• AIM OF THE EXERCISE:
Would you transcribe the whole listing exactly, minus its pictures?

Collected data entries

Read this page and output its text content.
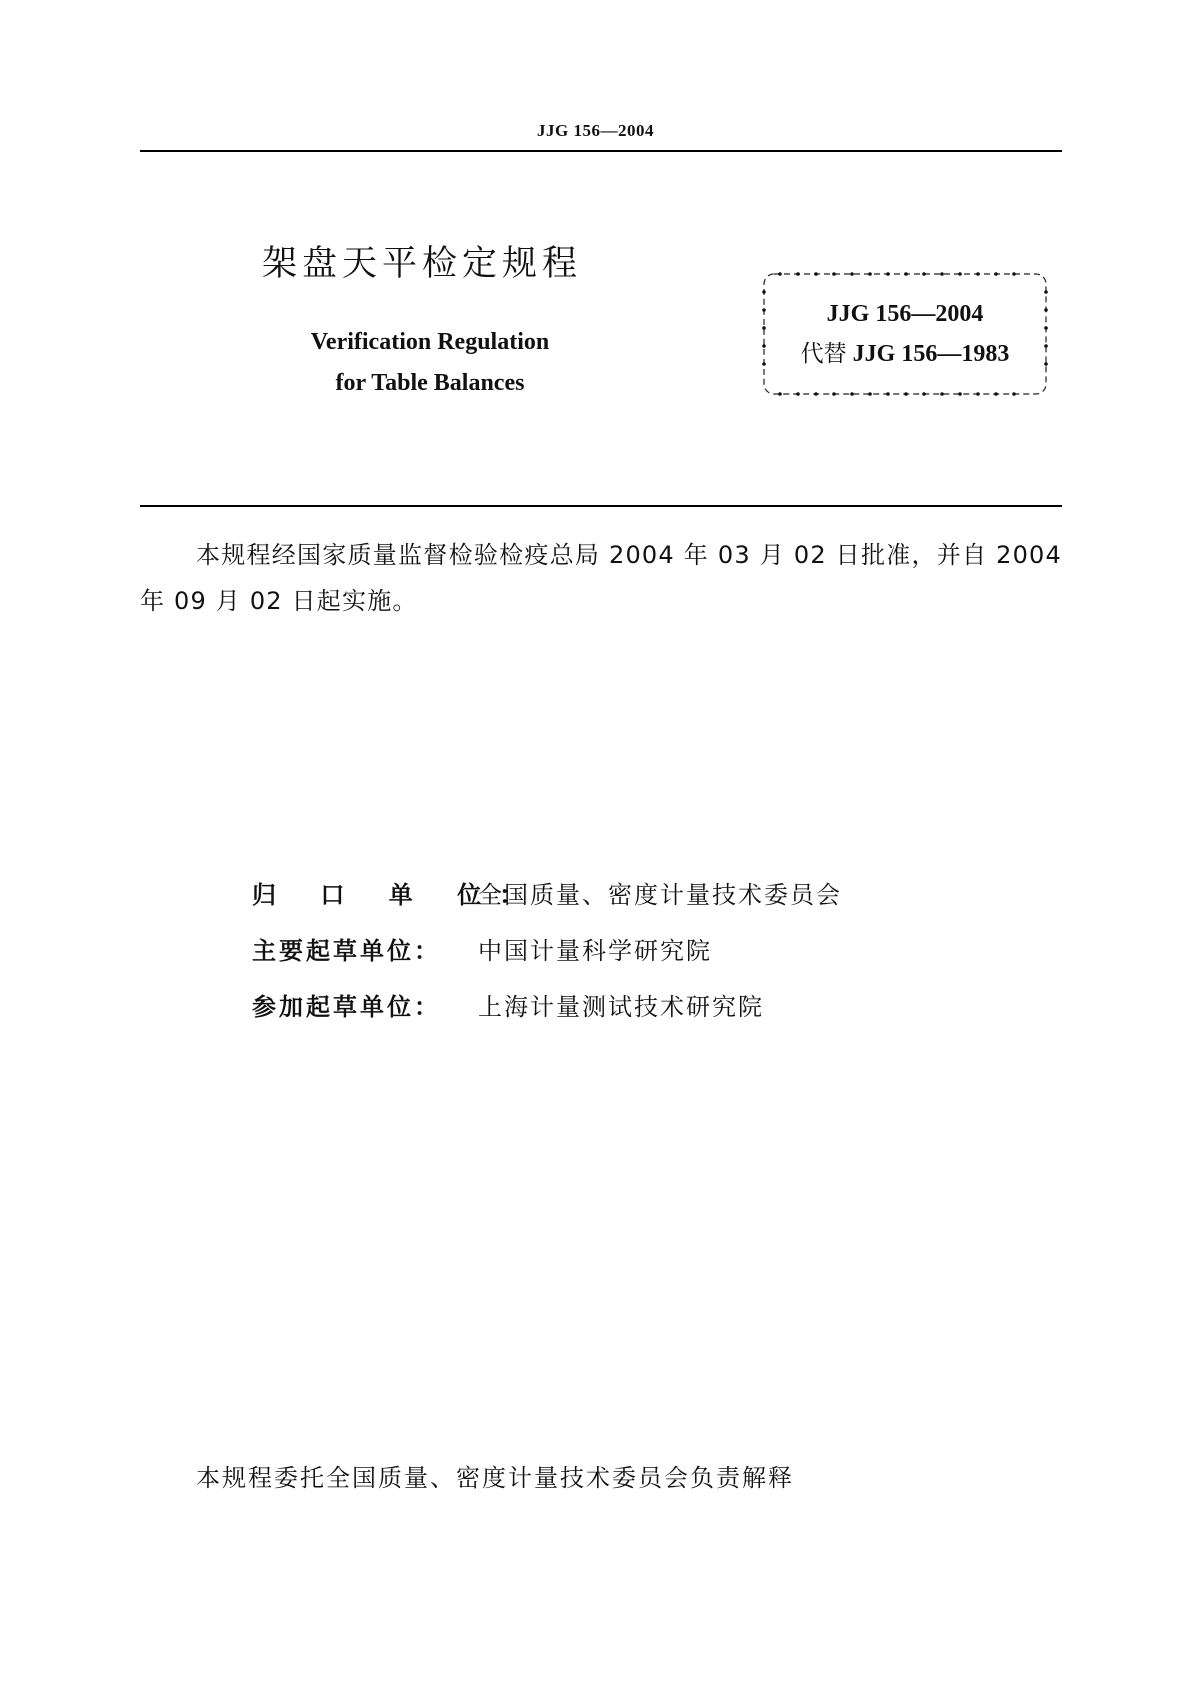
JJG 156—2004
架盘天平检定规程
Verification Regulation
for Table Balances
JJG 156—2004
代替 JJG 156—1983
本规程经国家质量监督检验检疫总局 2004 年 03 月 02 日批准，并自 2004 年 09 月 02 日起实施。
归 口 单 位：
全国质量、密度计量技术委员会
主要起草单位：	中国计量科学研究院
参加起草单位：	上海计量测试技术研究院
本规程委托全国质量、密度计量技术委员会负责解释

• CORRECT ANSWER:
Read this page and output its text content.
JJG 156—2004
架盘天平检定规程
Verification Regulation
for Table Balances
JJG 156—2004
代替 JJG 156—1983
本规程经国家质量监督检验检疫总局 2004 年 03 月 02 日批准，并自 2004 年 09 月 02 日起实施。
归 口 单 位：
全国质量、密度计量技术委员会
主要起草单位：	中国计量科学研究院
参加起草单位：	上海计量测试技术研究院
本规程委托全国质量、密度计量技术委员会负责解释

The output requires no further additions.